Written instruction ->
The entire listing is to be repeated verbatim.

◆ ◆ ◆ ◆ ◆

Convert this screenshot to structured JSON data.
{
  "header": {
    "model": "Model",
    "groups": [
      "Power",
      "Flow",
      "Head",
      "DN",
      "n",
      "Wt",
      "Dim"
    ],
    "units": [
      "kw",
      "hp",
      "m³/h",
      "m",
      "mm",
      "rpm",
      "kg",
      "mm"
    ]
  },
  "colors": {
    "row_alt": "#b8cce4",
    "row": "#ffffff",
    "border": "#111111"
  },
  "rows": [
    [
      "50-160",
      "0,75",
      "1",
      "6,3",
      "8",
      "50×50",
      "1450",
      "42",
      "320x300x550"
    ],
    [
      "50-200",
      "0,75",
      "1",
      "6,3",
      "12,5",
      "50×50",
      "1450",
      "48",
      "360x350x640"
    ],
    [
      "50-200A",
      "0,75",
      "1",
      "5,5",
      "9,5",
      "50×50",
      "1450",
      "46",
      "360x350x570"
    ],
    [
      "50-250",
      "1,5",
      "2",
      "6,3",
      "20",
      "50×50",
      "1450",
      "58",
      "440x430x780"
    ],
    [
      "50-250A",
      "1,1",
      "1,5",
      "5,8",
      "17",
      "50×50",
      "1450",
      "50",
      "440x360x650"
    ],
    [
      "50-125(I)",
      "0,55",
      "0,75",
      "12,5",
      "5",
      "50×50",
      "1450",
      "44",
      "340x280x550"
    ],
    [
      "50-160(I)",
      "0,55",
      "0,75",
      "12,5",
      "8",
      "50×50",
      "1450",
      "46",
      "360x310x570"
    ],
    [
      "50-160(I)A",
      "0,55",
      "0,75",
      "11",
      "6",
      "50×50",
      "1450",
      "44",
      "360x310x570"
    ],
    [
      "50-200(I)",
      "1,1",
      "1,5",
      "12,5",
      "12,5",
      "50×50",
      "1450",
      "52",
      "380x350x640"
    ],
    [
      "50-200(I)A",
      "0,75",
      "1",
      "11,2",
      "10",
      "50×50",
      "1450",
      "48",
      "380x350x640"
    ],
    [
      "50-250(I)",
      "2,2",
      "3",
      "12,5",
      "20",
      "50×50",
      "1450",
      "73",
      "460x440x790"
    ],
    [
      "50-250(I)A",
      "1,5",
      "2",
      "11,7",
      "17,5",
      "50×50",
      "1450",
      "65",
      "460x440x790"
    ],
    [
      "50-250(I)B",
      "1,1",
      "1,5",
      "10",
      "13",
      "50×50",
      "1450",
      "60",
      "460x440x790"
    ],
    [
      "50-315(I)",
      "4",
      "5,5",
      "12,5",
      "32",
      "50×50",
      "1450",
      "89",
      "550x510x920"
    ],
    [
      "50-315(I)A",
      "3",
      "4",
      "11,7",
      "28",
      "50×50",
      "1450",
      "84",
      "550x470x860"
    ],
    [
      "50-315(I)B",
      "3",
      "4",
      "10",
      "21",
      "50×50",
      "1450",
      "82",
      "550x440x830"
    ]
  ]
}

◆ ◆ ◆ ◆ ◆

Written reply ->
Convert this screenshot to structured JSON data.
{
  "header": {
    "model": "Model",
    "groups": [
      "Power",
      "Flow",
      "Head",
      "DN",
      "n",
      "Wt",
      "Dim"
    ],
    "units": [
      "kw",
      "hp",
      "m³/h",
      "m",
      "mm",
      "rpm",
      "kg",
      "mm"
    ]
  },
  "colors": {
    "row_alt": "#b8cce4",
    "row": "#ffffff",
    "border": "#111111"
  },
  "rows": [
    [
      "50-160",
      "0,75",
      "1",
      "6,3",
      "8",
      "50×50",
      "1450",
      "42",
      "320x300x550"
    ],
    [
      "50-200",
      "0,75",
      "1",
      "6,3",
      "12,5",
      "50×50",
      "1450",
      "48",
      "360x350x640"
    ],
    [
      "50-200A",
      "0,75",
      "1",
      "5,5",
      "9,5",
      "50×50",
      "1450",
      "46",
      "360x350x570"
    ],
    [
      "50-250",
      "1,5",
      "2",
      "6,3",
      "20",
      "50×50",
      "1450",
      "58",
      "440x430x780"
    ],
    [
      "50-250A",
      "1,1",
      "1,5",
      "5,8",
      "17",
      "50×50",
      "1450",
      "50",
      "440x360x650"
    ],
    [
      "50-125(I)",
      "0,55",
      "0,75",
      "12,5",
      "5",
      "50×50",
      "1450",
      "44",
      "340x280x550"
    ],
    [
      "50-160(I)",
      "0,55",
      "0,75",
      "12,5",
      "8",
      "50×50",
      "1450",
      "46",
      "360x310x570"
    ],
    [
      "50-160(I)A",
      "0,55",
      "0,75",
      "11",
      "6",
      "50×50",
      "1450",
      "44",
      "360x310x570"
    ],
    [
      "50-200(I)",
      "1,1",
      "1,5",
      "12,5",
      "12,5",
      "50×50",
      "1450",
      "52",
      "380x350x640"
    ],
    [
      "50-200(I)A",
      "0,75",
      "1",
      "11,2",
      "10",
      "50×50",
      "1450",
      "48",
      "380x350x640"
    ],
    [
      "50-250(I)",
      "2,2",
      "3",
      "12,5",
      "20",
      "50×50",
      "1450",
      "73",
      "460x440x790"
    ],
    [
      "50-250(I)A",
      "1,5",
      "2",
      "11,7",
      "17,5",
      "50×50",
      "1450",
      "65",
      "460x440x790"
    ],
    [
      "50-250(I)B",
      "1,1",
      "1,5",
      "10",
      "13",
      "50×50",
      "1450",
      "60",
      "460x440x790"
    ],
    [
      "50-315(I)",
      "4",
      "5,5",
      "12,5",
      "32",
      "50×50",
      "1450",
      "89",
      "550x510x920"
    ],
    [
      "50-315(I)A",
      "3",
      "4",
      "11,7",
      "28",
      "50×50",
      "1450",
      "84",
      "550x470x860"
    ],
    [
      "50-315(I)B",
      "3",
      "4",
      "10",
      "21",
      "50×50",
      "1450",
      "82",
      "550x440x830"
    ]
  ]
}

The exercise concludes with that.